# Kutipan Teks
^^^^^^^^

Dalam politik, kelemahlembutan seperti yang dilakukan Cicero dipandang sebagai kelemahan. Sebaliknya, kejahatan sebagai kekuatan yang gamblang dahsyat bagaikan petir. Dan, menurut Cicero, dua sifat dalam politik yang muncul seiring adalah berambisi besar dan berotak keledai (dungu). Akan tetapi, Napoleon Bonaparte mengatakan, ”Dalam politik, kedunguan itu bukanlah halangan.” Karena itu, banyak politisi yang terjerumus lebih dari dua kali di lubang yang sama.
Cicero mengakui bahwa ambisi bukan hal yang tidak terhormat. ”Aku sendiri ambisius. Namun, nafsunya meraih kekuasaan benar-benar tak wajar. Saat aku memandang matanya, rasanya seperti menatap lautan gelap saat badai menggelora,” kata Cicero ketika menjelaskan seperti apa Caesar yang tidak peduli kepada siapa pun, kecuali dirinya sendiri.
Sebaliknya, Cicero lebih mendahulukan kesejahteraan republik di atas kepentingan pribadi. Namun, meskipun mendahulukan kepentingan rakyat, Cicero pada akhirnya menjadi musuh rakyat yang digerakkan oleh musuh politiknya. Akhir hidupnya tragis: dibunuh dengan cara dipenggal kepala dan tangan kanannya atas perintah Mark Antony. Padahal, sebelumnya, Cicero bersekutu dengan Mark Anthony yang kemudian membentuk Triumvirat Kedua bersama Octavianus dan Lepidus pada 43 SM.

^^^^^^^^

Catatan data
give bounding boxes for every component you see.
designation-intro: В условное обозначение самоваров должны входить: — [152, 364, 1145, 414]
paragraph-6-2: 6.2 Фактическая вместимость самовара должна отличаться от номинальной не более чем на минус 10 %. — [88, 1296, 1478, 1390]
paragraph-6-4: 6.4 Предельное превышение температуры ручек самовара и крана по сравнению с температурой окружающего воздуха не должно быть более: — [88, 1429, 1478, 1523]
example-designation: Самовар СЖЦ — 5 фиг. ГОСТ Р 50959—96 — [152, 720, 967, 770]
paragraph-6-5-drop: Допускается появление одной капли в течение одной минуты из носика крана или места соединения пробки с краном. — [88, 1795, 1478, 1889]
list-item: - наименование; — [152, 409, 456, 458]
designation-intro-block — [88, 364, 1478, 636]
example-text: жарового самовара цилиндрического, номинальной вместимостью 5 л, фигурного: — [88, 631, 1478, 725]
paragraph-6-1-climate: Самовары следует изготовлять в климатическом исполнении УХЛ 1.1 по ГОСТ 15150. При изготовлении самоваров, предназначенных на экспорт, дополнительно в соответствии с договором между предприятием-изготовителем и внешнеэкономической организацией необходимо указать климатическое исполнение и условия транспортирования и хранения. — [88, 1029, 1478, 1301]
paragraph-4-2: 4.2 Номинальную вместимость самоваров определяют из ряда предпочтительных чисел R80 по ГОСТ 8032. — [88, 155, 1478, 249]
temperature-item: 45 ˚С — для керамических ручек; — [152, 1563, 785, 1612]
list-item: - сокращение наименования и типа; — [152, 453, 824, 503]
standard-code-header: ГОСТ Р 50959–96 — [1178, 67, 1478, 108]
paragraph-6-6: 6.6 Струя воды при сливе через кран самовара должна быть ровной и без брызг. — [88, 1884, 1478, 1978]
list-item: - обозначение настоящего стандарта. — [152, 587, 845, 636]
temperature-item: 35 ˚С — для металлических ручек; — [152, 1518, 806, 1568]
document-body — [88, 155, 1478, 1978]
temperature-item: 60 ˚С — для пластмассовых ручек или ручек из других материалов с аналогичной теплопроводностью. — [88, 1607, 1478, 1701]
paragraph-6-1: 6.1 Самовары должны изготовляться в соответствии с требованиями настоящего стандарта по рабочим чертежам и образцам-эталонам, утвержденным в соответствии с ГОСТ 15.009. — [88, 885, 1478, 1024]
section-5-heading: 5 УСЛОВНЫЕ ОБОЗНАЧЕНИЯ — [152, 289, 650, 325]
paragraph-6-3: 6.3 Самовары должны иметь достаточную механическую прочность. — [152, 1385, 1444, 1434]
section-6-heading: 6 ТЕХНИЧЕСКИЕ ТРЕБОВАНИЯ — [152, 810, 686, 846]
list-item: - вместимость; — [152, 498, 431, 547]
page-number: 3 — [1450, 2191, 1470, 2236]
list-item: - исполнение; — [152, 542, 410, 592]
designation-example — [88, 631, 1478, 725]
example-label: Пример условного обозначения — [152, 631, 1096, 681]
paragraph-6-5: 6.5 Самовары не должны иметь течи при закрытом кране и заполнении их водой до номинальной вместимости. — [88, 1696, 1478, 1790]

^^^^^^^^

# Persyaratan Tugas
a. Terjemahkan kalimat dari kutipan tentang Cicero ini ke dalam bahasa Inggris: "Cicero mengakui bahwa ambisi bukan hal yang tidak terhormat."
b. Salin ulang tanpa perubahan bagian baris data yang membentang dari awal baris data sampai dengan baris yang memuat "designation-intro-block — [88, 364, 1478, 636]", termasuk kedua ujungnya.

# Hasil Berurutan
a. Cicero admitted that ambition is not a dishonorable thing.

b.
give bounding boxes for every component you see.
designation-intro: В условное обозначение самоваров должны входить: — [152, 364, 1145, 414]
paragraph-6-2: 6.2 Фактическая вместимость самовара должна отличаться от номинальной не более чем на минус 10 %. — [88, 1296, 1478, 1390]
paragraph-6-4: 6.4 Предельное превышение температуры ручек самовара и крана по сравнению с температурой окружающего воздуха не должно быть более: — [88, 1429, 1478, 1523]
example-designation: Самовар СЖЦ — 5 фиг. ГОСТ Р 50959—96 — [152, 720, 967, 770]
paragraph-6-5-drop: Допускается появление одной капли в течение одной минуты из носика крана или места соединения пробки с краном. — [88, 1795, 1478, 1889]
list-item: - наименование; — [152, 409, 456, 458]
designation-intro-block — [88, 364, 1478, 636]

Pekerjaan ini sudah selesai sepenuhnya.